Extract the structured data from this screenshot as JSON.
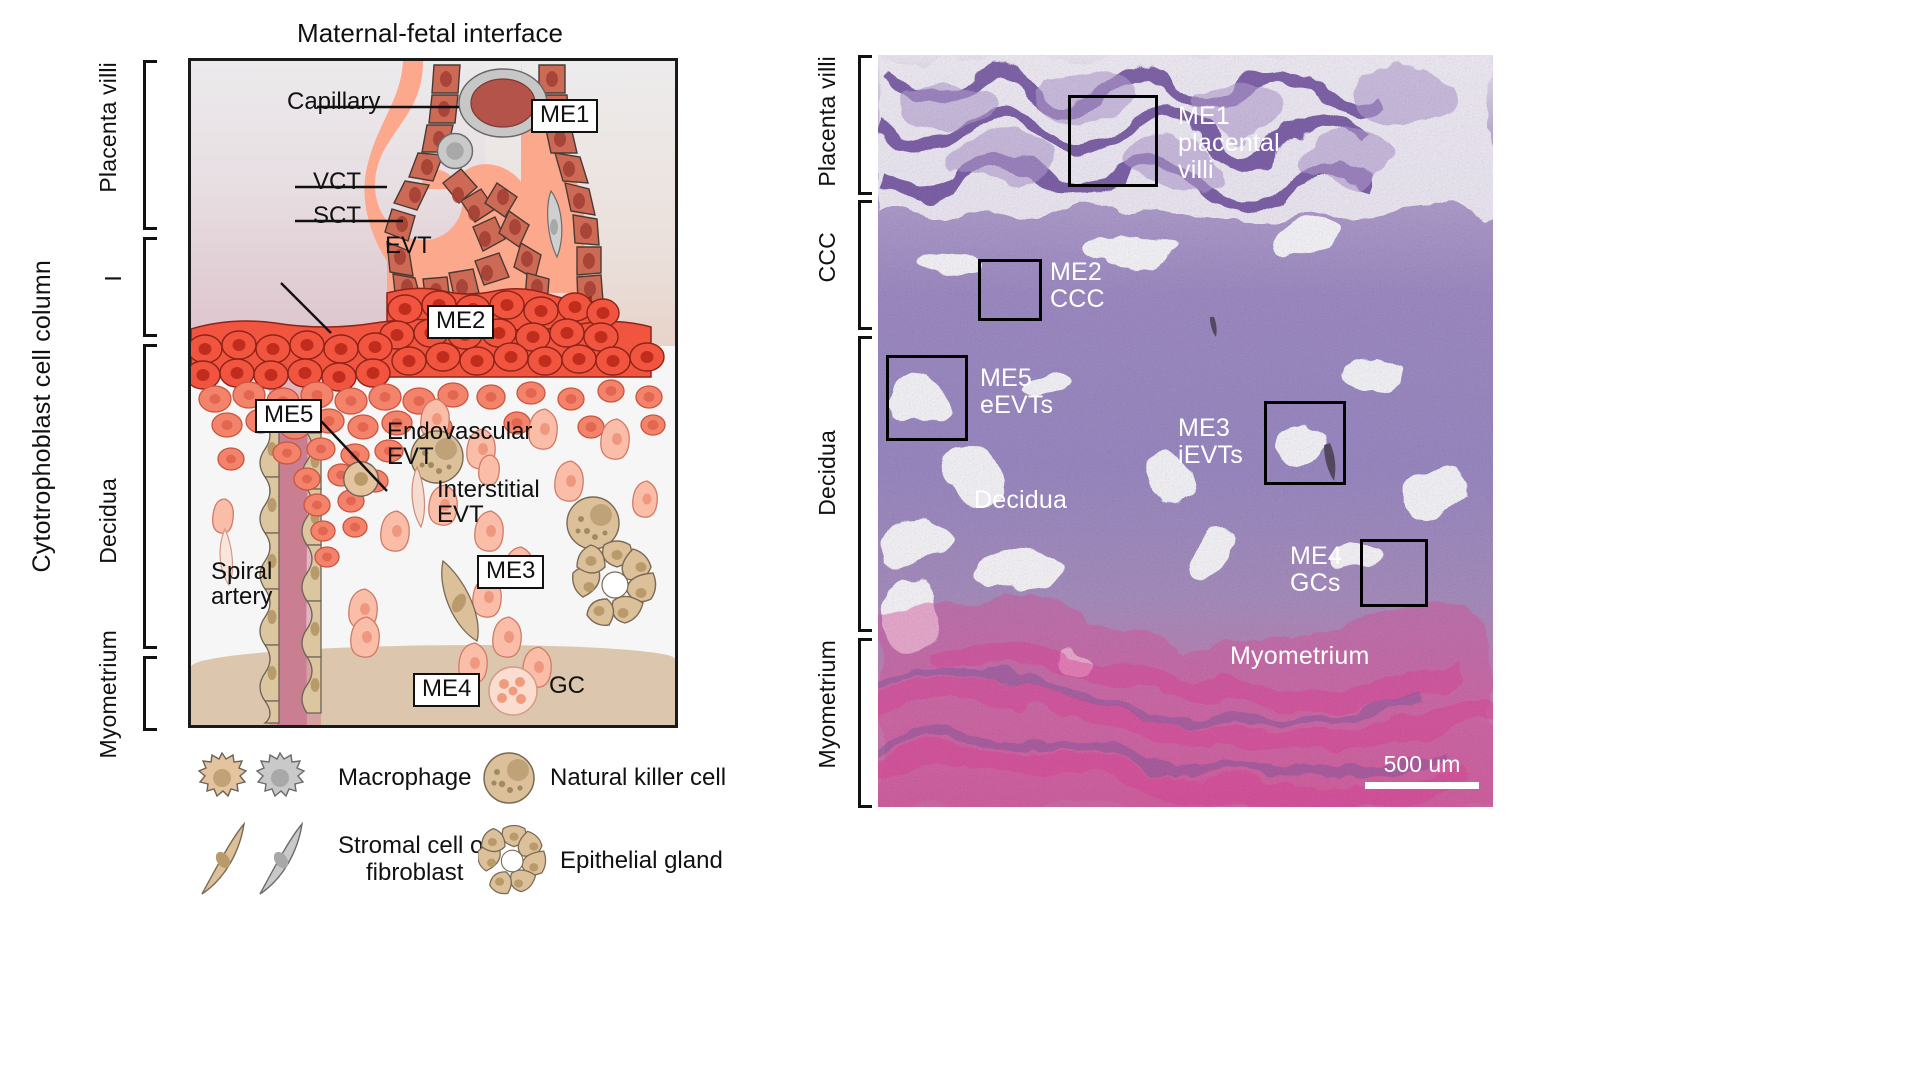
{
  "figure": {
    "title": "Maternal-fetal interface"
  },
  "left_panel": {
    "outer_bracket_label": "Cytotrophoblast cell column",
    "region_brackets": [
      {
        "label": "Placenta villi"
      },
      {
        "label": "I"
      },
      {
        "label": "Decidua"
      },
      {
        "label": "Myometrium"
      }
    ],
    "annotations": [
      {
        "name": "capillary",
        "text": "Capillary"
      },
      {
        "name": "vct",
        "text": "VCT"
      },
      {
        "name": "sct",
        "text": "SCT"
      },
      {
        "name": "evt",
        "text": "EVT"
      },
      {
        "name": "endovascular-evt",
        "text": "Endovascular\nEVT"
      },
      {
        "name": "interstitial-evt",
        "text": "Interstitial\nEVT"
      },
      {
        "name": "spiral-artery",
        "text": "Spiral\nartery"
      },
      {
        "name": "gc",
        "text": "GC"
      }
    ],
    "module_boxes": [
      {
        "id": "ME1",
        "label": "ME1"
      },
      {
        "id": "ME2",
        "label": "ME2"
      },
      {
        "id": "ME5",
        "label": "ME5"
      },
      {
        "id": "ME3",
        "label": "ME3"
      },
      {
        "id": "ME4",
        "label": "ME4"
      }
    ],
    "legend": [
      {
        "key": "macrophage",
        "label": "Macrophage",
        "icons": [
          "macrophage-tan",
          "macrophage-grey"
        ]
      },
      {
        "key": "natural-killer-cell",
        "label": "Natural killer cell",
        "icons": [
          "nk-cell"
        ]
      },
      {
        "key": "stromal-fibroblast",
        "label": "Stromal cell or\nfibroblast",
        "icons": [
          "spindle-tan",
          "spindle-grey"
        ]
      },
      {
        "key": "epithelial-gland",
        "label": "Epithelial gland",
        "icons": [
          "gland-rosette"
        ]
      }
    ]
  },
  "right_panel": {
    "region_brackets": [
      {
        "label": "Placenta villi"
      },
      {
        "label": "CCC"
      },
      {
        "label": "Decidua"
      },
      {
        "label": "Myometrium"
      }
    ],
    "image_labels": [
      {
        "name": "me1-placental-villi",
        "text": "ME1\nplacental\nvilli"
      },
      {
        "name": "me2-ccc",
        "text": "ME2\nCCC"
      },
      {
        "name": "me5-eevts",
        "text": "ME5\neEVTs"
      },
      {
        "name": "me3-ievts",
        "text": "ME3\niEVTs"
      },
      {
        "name": "decidua",
        "text": "Decidua"
      },
      {
        "name": "me4-gcs",
        "text": "ME4\nGCs"
      },
      {
        "name": "myometrium",
        "text": "Myometrium"
      }
    ],
    "scale_bar": {
      "label": "500 um"
    }
  },
  "colors": {
    "evt_red": "#f1543f",
    "sct_salmon": "#fba88d",
    "vct_brown": "#cd6a56",
    "decidua_bg": "#f7f6f6",
    "myometrium_tan": "#dcc7ae",
    "spiral_artery": "#cf8296",
    "stroma_tan": "#d9bd96",
    "stroma_grey": "#b8b8b8",
    "histology_purple": "#8c7fb8",
    "histology_pink": "#e0559b",
    "box_outline": "#000000",
    "label_white": "#ffffff"
  }
}
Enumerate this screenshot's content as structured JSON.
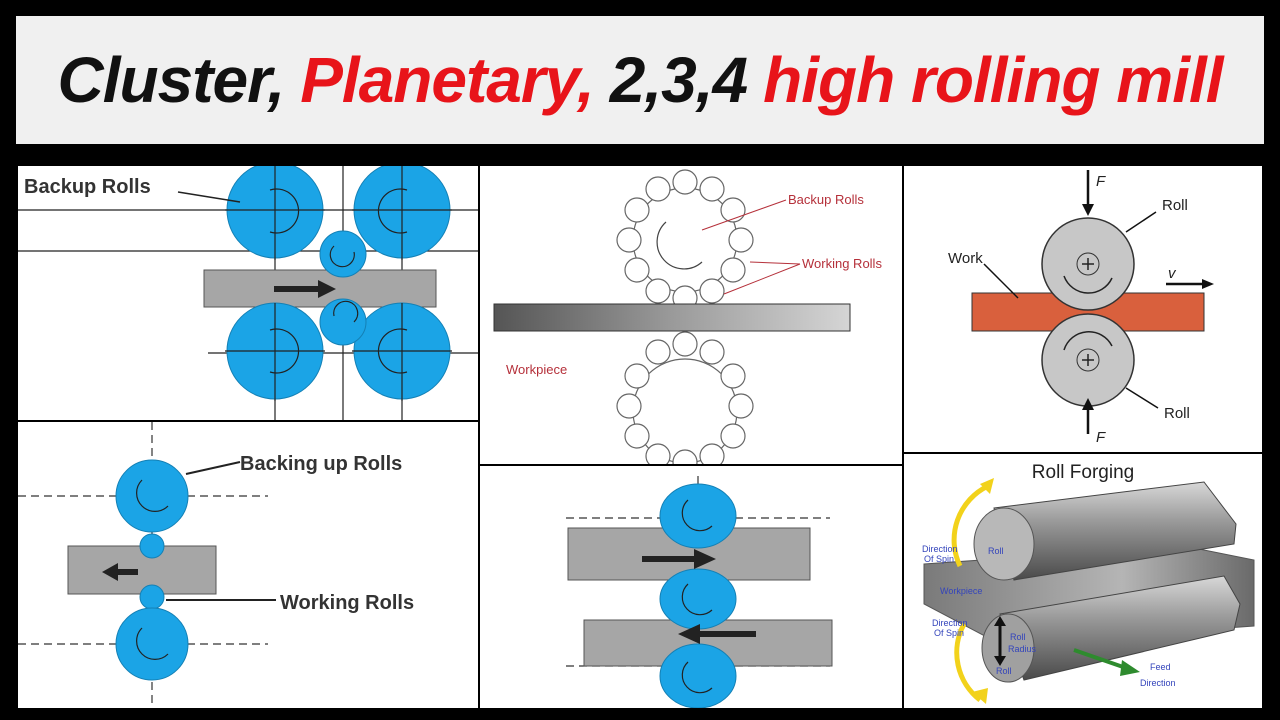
{
  "header": {
    "title_parts": [
      {
        "text": "Cluster,",
        "color": "#111111"
      },
      {
        "text": "Planetary,",
        "color": "#e8141a"
      },
      {
        "text": "2,3,4",
        "color": "#111111"
      },
      {
        "text": "high rolling mill",
        "color": "#e8141a"
      }
    ]
  },
  "colors": {
    "roll_blue": "#1ba4e6",
    "strip_gray": "#a6a6a6",
    "work_red": "#d9603d",
    "roll_gray": "#c7c7c7",
    "label_red": "#b5303a",
    "label_blue": "#3344bb"
  },
  "panels": {
    "cluster": {
      "label": "Backup Rolls"
    },
    "three_high": {
      "backing_label": "Backing up Rolls",
      "working_label": "Working Rolls"
    },
    "planetary": {
      "backup_label": "Backup Rolls",
      "working_label": "Working Rolls",
      "workpiece_label": "Workpiece"
    },
    "two_high": {
      "force_top": "F",
      "force_bottom": "F",
      "roll_top": "Roll",
      "roll_bottom": "Roll",
      "work": "Work",
      "velocity": "v"
    },
    "roll_forging": {
      "title": "Roll Forging",
      "dir_spin_top": [
        "Direction",
        "Of Spin"
      ],
      "roll_top": "Roll",
      "workpiece": "Workpiece",
      "dir_spin_bottom": [
        "Direction",
        "Of Spin"
      ],
      "roll_radius": [
        "Roll",
        "Radius"
      ],
      "roll_bottom": "Roll",
      "feed": [
        "Feed",
        "Direction"
      ]
    }
  }
}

= = = = = = =

_EXERCISE GOAL_.
Identify each line in the records above containing the word "this"; copy those lines.

_FULL RESPONSE_.
Extract the structured data from this screenshot as JSON.
Enumerate this screenshot's content as structured JSON.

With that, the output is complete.